Objective: Wherever the word "Adam" shows up in a line, please copy that line.

== Data in this exercise ==

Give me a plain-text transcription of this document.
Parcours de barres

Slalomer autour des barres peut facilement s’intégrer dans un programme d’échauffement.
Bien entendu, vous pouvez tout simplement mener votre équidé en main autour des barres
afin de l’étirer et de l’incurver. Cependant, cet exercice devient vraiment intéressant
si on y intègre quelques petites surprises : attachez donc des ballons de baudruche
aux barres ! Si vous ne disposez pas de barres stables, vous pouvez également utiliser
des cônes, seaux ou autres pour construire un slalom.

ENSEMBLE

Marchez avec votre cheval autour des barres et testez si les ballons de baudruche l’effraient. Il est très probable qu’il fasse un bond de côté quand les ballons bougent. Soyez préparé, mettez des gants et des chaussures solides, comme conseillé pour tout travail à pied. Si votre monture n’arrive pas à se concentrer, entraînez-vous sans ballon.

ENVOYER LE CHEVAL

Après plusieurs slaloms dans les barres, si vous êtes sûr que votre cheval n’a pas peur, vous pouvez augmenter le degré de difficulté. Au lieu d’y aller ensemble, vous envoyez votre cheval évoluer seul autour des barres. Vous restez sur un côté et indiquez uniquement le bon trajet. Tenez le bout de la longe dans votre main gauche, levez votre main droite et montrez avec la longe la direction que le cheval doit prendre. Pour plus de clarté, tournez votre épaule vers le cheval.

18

===
== Data in this exercise ==

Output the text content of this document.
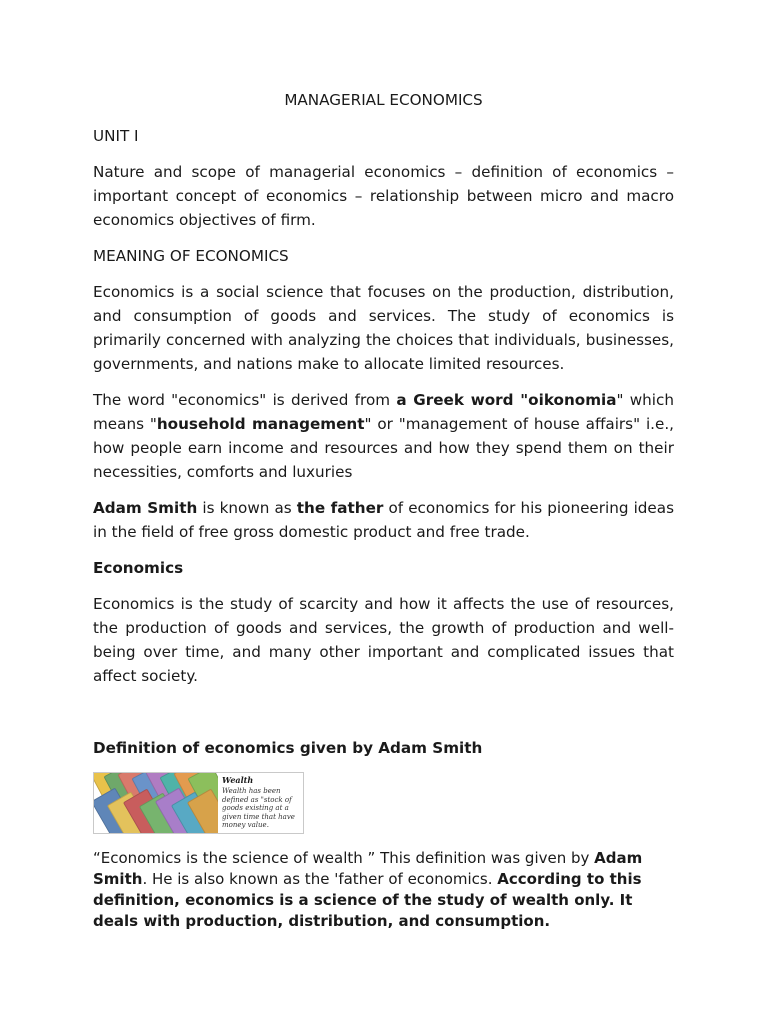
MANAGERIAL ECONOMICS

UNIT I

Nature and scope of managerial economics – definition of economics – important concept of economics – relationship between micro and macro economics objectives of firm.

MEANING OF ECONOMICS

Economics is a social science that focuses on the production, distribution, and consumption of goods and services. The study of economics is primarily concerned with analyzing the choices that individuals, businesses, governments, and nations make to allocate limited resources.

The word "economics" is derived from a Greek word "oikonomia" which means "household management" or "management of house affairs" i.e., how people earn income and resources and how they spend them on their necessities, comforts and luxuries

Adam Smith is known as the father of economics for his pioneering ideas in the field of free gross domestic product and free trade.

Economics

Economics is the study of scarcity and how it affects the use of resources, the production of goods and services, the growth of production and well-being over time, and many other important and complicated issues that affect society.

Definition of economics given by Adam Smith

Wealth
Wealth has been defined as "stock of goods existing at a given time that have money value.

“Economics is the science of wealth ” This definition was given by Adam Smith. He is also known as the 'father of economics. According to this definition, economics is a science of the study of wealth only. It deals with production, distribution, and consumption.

===

Solution for this exercise:
Adam Smith is known as the father of economics for his pioneering ideas in the field of free gross domestic product and free trade.
Definition of economics given by Adam Smith
“Economics is the science of wealth ” This definition was given by Adam Smith. He is also known as the 'father of economics. According to this definition, economics is a science of the study of wealth only. It deals with production, distribution, and consumption.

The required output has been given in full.